▸ Goal of the exercise
Answer with one number: how many lines hold the string "subtitle".
===== Records for the task
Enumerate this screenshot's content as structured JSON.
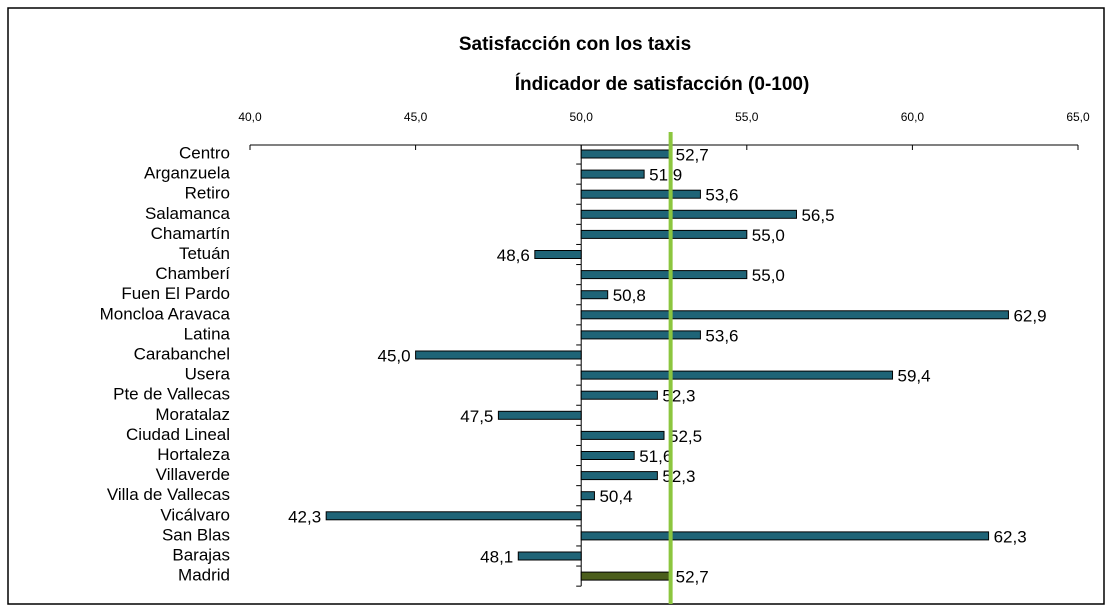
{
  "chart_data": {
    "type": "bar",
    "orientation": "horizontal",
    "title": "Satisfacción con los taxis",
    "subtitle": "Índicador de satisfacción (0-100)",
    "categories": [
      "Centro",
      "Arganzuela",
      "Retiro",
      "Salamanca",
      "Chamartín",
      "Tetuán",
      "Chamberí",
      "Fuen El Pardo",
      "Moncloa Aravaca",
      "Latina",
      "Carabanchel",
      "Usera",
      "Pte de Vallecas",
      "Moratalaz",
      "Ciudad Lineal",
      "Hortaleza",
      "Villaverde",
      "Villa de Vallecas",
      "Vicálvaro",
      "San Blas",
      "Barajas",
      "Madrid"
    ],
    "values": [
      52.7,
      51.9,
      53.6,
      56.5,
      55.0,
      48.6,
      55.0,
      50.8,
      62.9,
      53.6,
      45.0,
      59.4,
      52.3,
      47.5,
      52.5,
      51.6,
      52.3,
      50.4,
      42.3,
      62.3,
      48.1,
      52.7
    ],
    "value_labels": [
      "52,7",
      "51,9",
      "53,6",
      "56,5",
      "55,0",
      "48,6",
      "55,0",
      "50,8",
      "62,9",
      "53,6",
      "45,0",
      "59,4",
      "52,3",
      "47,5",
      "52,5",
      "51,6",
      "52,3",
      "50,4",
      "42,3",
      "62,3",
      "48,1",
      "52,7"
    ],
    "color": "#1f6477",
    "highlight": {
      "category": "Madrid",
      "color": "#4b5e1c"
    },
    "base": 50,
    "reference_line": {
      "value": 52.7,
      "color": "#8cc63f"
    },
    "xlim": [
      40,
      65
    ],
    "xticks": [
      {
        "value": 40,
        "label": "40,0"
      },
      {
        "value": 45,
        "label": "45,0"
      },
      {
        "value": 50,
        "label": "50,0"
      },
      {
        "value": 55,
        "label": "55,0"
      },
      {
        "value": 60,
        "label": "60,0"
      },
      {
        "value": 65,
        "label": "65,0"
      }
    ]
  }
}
==========
===== Records for the task
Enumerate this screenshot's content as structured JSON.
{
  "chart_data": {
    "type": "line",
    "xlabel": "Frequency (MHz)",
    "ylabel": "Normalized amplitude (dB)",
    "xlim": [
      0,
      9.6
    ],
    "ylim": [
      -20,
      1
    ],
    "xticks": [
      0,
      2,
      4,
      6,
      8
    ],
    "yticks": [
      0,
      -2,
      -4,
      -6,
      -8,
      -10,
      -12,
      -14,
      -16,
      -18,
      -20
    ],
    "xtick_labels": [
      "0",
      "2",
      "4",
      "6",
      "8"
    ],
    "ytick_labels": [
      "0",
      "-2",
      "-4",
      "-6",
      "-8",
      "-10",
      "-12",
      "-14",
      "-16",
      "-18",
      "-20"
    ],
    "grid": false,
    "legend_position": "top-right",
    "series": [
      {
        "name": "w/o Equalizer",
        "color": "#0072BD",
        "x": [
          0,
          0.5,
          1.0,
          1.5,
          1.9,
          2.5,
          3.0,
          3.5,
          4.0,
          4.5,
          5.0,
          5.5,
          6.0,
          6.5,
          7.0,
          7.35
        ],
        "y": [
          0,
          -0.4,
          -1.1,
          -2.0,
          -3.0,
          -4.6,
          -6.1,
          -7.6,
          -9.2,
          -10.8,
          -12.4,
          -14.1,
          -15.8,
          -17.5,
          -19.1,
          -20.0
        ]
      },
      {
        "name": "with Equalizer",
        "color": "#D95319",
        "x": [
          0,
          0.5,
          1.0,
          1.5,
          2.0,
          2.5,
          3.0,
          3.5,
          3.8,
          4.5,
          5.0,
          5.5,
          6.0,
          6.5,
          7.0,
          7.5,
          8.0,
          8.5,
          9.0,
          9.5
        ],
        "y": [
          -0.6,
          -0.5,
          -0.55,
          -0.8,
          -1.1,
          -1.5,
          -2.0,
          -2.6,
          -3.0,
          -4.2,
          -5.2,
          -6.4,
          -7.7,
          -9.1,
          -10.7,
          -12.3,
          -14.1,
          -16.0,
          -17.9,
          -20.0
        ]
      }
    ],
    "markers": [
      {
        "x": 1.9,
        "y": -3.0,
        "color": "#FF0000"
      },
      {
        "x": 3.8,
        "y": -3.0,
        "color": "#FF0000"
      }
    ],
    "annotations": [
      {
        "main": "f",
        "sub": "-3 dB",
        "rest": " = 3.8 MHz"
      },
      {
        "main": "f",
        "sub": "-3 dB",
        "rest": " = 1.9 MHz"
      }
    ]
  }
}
==========
===== Records for the task
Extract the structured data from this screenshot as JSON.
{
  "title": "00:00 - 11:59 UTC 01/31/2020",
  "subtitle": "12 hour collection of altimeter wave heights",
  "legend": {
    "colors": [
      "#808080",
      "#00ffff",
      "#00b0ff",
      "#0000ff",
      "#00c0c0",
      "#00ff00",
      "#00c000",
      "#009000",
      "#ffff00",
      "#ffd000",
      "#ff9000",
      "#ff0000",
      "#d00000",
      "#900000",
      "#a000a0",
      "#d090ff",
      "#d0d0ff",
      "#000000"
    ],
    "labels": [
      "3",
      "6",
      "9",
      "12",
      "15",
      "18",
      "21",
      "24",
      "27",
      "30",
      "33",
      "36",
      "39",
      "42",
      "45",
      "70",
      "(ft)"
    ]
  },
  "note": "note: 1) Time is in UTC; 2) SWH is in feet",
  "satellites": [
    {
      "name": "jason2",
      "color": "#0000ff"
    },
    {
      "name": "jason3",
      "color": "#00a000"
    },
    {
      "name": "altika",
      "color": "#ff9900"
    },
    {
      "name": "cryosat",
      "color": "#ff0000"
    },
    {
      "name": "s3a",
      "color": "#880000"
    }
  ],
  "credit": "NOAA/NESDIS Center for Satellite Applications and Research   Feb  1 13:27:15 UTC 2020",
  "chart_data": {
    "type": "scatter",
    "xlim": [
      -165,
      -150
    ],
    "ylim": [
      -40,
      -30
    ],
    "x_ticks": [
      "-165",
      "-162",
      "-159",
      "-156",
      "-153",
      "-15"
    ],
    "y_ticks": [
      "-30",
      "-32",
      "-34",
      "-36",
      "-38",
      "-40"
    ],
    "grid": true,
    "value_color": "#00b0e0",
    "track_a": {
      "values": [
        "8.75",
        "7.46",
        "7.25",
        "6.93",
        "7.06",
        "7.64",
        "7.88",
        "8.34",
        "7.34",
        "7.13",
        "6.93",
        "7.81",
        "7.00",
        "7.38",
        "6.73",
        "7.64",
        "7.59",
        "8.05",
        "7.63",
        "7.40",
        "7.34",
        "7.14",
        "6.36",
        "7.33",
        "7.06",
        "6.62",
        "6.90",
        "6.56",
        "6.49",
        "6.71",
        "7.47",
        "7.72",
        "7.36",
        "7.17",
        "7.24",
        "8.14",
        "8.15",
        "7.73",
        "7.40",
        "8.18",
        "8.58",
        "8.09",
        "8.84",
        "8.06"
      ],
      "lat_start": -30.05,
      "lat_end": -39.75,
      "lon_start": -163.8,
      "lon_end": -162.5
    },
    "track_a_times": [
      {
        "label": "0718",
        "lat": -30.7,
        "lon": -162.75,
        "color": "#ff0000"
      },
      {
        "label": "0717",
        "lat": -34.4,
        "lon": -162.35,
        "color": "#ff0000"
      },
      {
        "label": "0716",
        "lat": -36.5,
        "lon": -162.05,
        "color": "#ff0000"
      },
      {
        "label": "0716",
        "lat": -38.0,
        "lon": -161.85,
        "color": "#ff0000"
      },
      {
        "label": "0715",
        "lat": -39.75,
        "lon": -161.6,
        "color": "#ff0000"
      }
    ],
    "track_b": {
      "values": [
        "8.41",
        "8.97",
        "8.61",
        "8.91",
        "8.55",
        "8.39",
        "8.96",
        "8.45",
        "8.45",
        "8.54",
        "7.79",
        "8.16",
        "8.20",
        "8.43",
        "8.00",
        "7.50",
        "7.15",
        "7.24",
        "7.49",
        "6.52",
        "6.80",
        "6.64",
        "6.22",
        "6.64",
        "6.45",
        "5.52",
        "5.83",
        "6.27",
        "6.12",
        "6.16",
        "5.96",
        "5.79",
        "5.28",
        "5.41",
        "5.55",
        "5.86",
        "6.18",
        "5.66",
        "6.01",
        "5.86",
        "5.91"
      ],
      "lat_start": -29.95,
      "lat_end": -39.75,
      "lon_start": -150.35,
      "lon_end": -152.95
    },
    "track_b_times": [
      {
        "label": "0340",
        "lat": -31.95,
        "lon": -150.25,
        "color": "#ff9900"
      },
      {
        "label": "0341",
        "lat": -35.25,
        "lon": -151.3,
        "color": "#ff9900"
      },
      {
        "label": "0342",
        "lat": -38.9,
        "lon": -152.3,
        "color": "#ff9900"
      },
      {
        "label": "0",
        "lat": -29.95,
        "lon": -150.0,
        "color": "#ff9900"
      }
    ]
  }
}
==========
▸ The result
2